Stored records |
++++++

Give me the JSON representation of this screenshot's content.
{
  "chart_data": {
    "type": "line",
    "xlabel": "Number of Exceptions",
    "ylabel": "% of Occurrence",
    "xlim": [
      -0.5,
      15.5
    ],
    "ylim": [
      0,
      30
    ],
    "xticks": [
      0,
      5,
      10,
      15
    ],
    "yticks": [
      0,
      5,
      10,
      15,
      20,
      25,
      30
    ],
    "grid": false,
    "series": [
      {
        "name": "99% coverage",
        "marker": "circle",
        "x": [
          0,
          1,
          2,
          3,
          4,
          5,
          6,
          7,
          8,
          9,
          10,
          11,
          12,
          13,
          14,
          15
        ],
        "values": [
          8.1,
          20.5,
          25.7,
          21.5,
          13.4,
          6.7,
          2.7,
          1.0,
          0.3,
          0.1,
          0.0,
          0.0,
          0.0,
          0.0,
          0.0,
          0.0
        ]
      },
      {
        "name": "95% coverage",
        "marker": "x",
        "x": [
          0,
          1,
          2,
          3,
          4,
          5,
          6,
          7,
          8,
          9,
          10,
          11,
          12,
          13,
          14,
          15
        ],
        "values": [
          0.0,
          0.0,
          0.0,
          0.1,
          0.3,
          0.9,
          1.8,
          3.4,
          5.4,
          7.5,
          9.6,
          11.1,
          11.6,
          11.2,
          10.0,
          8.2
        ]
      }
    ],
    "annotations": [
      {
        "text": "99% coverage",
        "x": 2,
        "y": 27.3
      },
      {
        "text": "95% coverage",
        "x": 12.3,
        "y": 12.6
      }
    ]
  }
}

++++++

What is needed |
Go back to the listing above and please repeat it exactly.

Task solution |
Give me the JSON representation of this screenshot's content.
{
  "chart_data": {
    "type": "line",
    "xlabel": "Number of Exceptions",
    "ylabel": "% of Occurrence",
    "xlim": [
      -0.5,
      15.5
    ],
    "ylim": [
      0,
      30
    ],
    "xticks": [
      0,
      5,
      10,
      15
    ],
    "yticks": [
      0,
      5,
      10,
      15,
      20,
      25,
      30
    ],
    "grid": false,
    "series": [
      {
        "name": "99% coverage",
        "marker": "circle",
        "x": [
          0,
          1,
          2,
          3,
          4,
          5,
          6,
          7,
          8,
          9,
          10,
          11,
          12,
          13,
          14,
          15
        ],
        "values": [
          8.1,
          20.5,
          25.7,
          21.5,
          13.4,
          6.7,
          2.7,
          1.0,
          0.3,
          0.1,
          0.0,
          0.0,
          0.0,
          0.0,
          0.0,
          0.0
        ]
      },
      {
        "name": "95% coverage",
        "marker": "x",
        "x": [
          0,
          1,
          2,
          3,
          4,
          5,
          6,
          7,
          8,
          9,
          10,
          11,
          12,
          13,
          14,
          15
        ],
        "values": [
          0.0,
          0.0,
          0.0,
          0.1,
          0.3,
          0.9,
          1.8,
          3.4,
          5.4,
          7.5,
          9.6,
          11.1,
          11.6,
          11.2,
          10.0,
          8.2
        ]
      }
    ],
    "annotations": [
      {
        "text": "99% coverage",
        "x": 2,
        "y": 27.3
      },
      {
        "text": "95% coverage",
        "x": 12.3,
        "y": 12.6
      }
    ]
  }
}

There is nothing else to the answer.